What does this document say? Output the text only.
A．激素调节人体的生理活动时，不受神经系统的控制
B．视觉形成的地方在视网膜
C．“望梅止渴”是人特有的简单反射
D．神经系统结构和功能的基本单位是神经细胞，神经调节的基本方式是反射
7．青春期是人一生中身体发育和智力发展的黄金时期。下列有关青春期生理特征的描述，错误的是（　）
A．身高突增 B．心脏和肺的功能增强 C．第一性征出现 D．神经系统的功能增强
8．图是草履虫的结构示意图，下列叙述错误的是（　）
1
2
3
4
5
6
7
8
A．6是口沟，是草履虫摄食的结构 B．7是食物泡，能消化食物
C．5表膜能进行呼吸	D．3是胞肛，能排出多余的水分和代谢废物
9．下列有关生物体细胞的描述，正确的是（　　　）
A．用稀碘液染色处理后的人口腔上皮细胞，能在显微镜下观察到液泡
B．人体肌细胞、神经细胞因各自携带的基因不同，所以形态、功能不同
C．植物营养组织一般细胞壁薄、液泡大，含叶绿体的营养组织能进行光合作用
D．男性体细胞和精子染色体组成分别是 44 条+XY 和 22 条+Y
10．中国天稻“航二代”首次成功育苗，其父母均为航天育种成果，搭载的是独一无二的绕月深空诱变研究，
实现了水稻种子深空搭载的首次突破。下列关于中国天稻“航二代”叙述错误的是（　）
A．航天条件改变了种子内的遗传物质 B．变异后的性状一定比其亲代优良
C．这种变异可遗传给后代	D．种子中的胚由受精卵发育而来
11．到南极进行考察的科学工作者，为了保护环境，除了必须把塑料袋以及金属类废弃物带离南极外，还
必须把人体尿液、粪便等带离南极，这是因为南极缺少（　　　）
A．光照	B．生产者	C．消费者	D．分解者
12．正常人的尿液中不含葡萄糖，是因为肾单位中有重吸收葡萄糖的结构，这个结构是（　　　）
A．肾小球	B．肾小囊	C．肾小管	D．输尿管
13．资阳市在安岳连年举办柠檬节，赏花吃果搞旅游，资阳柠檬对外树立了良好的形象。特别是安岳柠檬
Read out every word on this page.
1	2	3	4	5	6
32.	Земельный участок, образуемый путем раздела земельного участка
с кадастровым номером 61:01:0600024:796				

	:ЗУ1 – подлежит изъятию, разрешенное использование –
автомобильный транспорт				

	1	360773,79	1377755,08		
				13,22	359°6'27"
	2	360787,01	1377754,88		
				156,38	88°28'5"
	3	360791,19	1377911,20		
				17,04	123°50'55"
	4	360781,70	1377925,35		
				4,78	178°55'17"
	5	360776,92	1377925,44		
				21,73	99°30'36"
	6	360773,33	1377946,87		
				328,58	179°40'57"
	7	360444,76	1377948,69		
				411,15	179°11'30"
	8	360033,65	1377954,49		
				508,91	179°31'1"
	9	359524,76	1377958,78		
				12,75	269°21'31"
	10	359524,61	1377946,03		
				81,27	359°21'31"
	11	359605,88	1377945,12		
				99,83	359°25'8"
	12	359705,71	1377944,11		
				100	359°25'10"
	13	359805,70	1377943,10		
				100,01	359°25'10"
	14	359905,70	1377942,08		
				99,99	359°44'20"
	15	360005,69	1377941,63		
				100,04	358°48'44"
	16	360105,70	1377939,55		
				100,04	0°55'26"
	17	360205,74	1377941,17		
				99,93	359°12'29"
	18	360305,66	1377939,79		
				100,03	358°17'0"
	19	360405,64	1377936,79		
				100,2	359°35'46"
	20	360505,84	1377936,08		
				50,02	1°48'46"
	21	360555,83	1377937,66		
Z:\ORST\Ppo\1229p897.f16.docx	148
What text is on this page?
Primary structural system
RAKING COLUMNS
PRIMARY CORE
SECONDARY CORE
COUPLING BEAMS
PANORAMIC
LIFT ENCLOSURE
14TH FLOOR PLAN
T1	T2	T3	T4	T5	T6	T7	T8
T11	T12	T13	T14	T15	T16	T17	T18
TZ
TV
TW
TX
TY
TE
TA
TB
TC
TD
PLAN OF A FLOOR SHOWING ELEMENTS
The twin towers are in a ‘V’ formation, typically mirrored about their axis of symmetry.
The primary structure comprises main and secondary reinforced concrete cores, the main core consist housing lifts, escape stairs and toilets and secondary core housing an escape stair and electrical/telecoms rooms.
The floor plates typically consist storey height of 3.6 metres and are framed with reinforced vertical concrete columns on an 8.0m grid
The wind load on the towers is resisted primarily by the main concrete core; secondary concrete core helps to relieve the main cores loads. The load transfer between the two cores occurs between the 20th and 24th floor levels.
------------------------------------------------
:: Stated exercise ::
Return every entry verbatim.

:: Task result ::
What does this document say? Output the text only.
A．激素调节人体的生理活动时，不受神经系统的控制
B．视觉形成的地方在视网膜
C．“望梅止渴”是人特有的简单反射
D．神经系统结构和功能的基本单位是神经细胞，神经调节的基本方式是反射
7．青春期是人一生中身体发育和智力发展的黄金时期。下列有关青春期生理特征的描述，错误的是（　）
A．身高突增 B．心脏和肺的功能增强 C．第一性征出现 D．神经系统的功能增强
8．图是草履虫的结构示意图，下列叙述错误的是（　）
1
2
3
4
5
6
7
8
A．6是口沟，是草履虫摄食的结构 B．7是食物泡，能消化食物
C．5表膜能进行呼吸	D．3是胞肛，能排出多余的水分和代谢废物
9．下列有关生物体细胞的描述，正确的是（　　　）
A．用稀碘液染色处理后的人口腔上皮细胞，能在显微镜下观察到液泡
B．人体肌细胞、神经细胞因各自携带的基因不同，所以形态、功能不同
C．植物营养组织一般细胞壁薄、液泡大，含叶绿体的营养组织能进行光合作用
D．男性体细胞和精子染色体组成分别是 44 条+XY 和 22 条+Y
10．中国天稻“航二代”首次成功育苗，其父母均为航天育种成果，搭载的是独一无二的绕月深空诱变研究，
实现了水稻种子深空搭载的首次突破。下列关于中国天稻“航二代”叙述错误的是（　）
A．航天条件改变了种子内的遗传物质 B．变异后的性状一定比其亲代优良
C．这种变异可遗传给后代	D．种子中的胚由受精卵发育而来
11．到南极进行考察的科学工作者，为了保护环境，除了必须把塑料袋以及金属类废弃物带离南极外，还
必须把人体尿液、粪便等带离南极，这是因为南极缺少（　　　）
A．光照	B．生产者	C．消费者	D．分解者
12．正常人的尿液中不含葡萄糖，是因为肾单位中有重吸收葡萄糖的结构，这个结构是（　　　）
A．肾小球	B．肾小囊	C．肾小管	D．输尿管
13．资阳市在安岳连年举办柠檬节，赏花吃果搞旅游，资阳柠檬对外树立了良好的形象。特别是安岳柠檬
Read out every word on this page.
1	2	3	4	5	6
32.	Земельный участок, образуемый путем раздела земельного участка
с кадастровым номером 61:01:0600024:796				

	:ЗУ1 – подлежит изъятию, разрешенное использование –
автомобильный транспорт				

	1	360773,79	1377755,08		
				13,22	359°6'27"
	2	360787,01	1377754,88		
				156,38	88°28'5"
	3	360791,19	1377911,20		
				17,04	123°50'55"
	4	360781,70	1377925,35		
				4,78	178°55'17"
	5	360776,92	1377925,44		
				21,73	99°30'36"
	6	360773,33	1377946,87		
				328,58	179°40'57"
	7	360444,76	1377948,69		
				411,15	179°11'30"
	8	360033,65	1377954,49		
				508,91	179°31'1"
	9	359524,76	1377958,78		
				12,75	269°21'31"
	10	359524,61	1377946,03		
				81,27	359°21'31"
	11	359605,88	1377945,12		
				99,83	359°25'8"
	12	359705,71	1377944,11		
				100	359°25'10"
	13	359805,70	1377943,10		
				100,01	359°25'10"
	14	359905,70	1377942,08		
				99,99	359°44'20"
	15	360005,69	1377941,63		
				100,04	358°48'44"
	16	360105,70	1377939,55		
				100,04	0°55'26"
	17	360205,74	1377941,17		
				99,93	359°12'29"
	18	360305,66	1377939,79		
				100,03	358°17'0"
	19	360405,64	1377936,79		
				100,2	359°35'46"
	20	360505,84	1377936,08		
				50,02	1°48'46"
	21	360555,83	1377937,66		
Z:\ORST\Ppo\1229p897.f16.docx	148
What text is on this page?
Primary structural system
RAKING COLUMNS
PRIMARY CORE
SECONDARY CORE
COUPLING BEAMS
PANORAMIC
LIFT ENCLOSURE
14TH FLOOR PLAN
T1	T2	T3	T4	T5	T6	T7	T8
T11	T12	T13	T14	T15	T16	T17	T18
TZ
TV
TW
TX
TY
TE
TA
TB
TC
TD
PLAN OF A FLOOR SHOWING ELEMENTS
The twin towers are in a ‘V’ formation, typically mirrored about their axis of symmetry.
The primary structure comprises main and secondary reinforced concrete cores, the main core consist housing lifts, escape stairs and toilets and secondary core housing an escape stair and electrical/telecoms rooms.
The floor plates typically consist storey height of 3.6 metres and are framed with reinforced vertical concrete columns on an 8.0m grid
The wind load on the towers is resisted primarily by the main concrete core; secondary concrete core helps to relieve the main cores loads. The load transfer between the two cores occurs between the 20th and 24th floor levels.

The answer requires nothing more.